* _RECORDS FOR THE EXERCISE_:
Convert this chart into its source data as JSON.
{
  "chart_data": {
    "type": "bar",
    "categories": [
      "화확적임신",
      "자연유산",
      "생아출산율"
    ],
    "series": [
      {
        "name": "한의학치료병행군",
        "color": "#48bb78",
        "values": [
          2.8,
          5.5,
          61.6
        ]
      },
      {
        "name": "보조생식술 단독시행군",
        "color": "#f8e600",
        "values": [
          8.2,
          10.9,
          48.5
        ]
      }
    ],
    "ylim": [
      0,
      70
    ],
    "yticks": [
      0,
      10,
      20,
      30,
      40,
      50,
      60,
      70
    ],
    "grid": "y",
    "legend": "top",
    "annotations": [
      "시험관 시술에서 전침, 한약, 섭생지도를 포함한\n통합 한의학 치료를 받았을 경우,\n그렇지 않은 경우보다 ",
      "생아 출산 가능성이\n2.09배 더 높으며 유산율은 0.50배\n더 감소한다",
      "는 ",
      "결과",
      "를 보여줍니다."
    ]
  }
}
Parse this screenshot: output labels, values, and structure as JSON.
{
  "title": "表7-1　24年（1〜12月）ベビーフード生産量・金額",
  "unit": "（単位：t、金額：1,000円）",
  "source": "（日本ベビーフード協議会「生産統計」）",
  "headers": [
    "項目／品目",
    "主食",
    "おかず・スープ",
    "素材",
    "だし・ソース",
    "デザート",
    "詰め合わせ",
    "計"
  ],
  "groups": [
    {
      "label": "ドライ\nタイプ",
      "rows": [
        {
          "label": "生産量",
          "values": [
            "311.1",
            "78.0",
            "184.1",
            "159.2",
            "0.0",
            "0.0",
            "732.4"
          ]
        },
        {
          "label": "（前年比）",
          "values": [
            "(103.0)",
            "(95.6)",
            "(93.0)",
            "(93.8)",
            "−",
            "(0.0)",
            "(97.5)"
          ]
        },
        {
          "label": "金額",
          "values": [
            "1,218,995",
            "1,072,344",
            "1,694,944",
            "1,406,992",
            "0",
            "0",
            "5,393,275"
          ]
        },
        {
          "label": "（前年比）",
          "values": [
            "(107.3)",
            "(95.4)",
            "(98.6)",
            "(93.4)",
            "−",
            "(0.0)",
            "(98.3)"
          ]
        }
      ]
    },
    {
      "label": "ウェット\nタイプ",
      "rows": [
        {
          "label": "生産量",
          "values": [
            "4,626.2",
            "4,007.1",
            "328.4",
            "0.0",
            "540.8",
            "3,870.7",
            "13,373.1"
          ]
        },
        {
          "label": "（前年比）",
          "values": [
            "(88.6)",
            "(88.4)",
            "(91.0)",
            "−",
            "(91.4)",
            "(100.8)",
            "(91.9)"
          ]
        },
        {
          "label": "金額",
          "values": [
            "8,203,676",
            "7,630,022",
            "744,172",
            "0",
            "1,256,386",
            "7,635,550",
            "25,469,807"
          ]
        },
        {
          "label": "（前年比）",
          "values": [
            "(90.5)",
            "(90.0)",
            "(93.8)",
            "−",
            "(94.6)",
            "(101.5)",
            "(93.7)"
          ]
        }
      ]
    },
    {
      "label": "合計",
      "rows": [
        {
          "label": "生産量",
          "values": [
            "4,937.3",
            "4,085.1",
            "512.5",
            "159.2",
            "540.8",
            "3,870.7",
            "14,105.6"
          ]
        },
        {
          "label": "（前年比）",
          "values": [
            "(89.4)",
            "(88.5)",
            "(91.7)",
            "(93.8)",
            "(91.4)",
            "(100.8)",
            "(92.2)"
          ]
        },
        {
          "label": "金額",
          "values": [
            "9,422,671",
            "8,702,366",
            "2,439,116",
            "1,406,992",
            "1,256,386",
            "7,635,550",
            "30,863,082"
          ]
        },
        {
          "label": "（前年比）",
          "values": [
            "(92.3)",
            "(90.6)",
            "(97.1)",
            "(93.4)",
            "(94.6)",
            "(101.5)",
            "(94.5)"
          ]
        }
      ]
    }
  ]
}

* _WORK TO DO_: In the listing above, count each line that holds the string "this". Give the number only.

* _EXERCISE ANSWER_: 2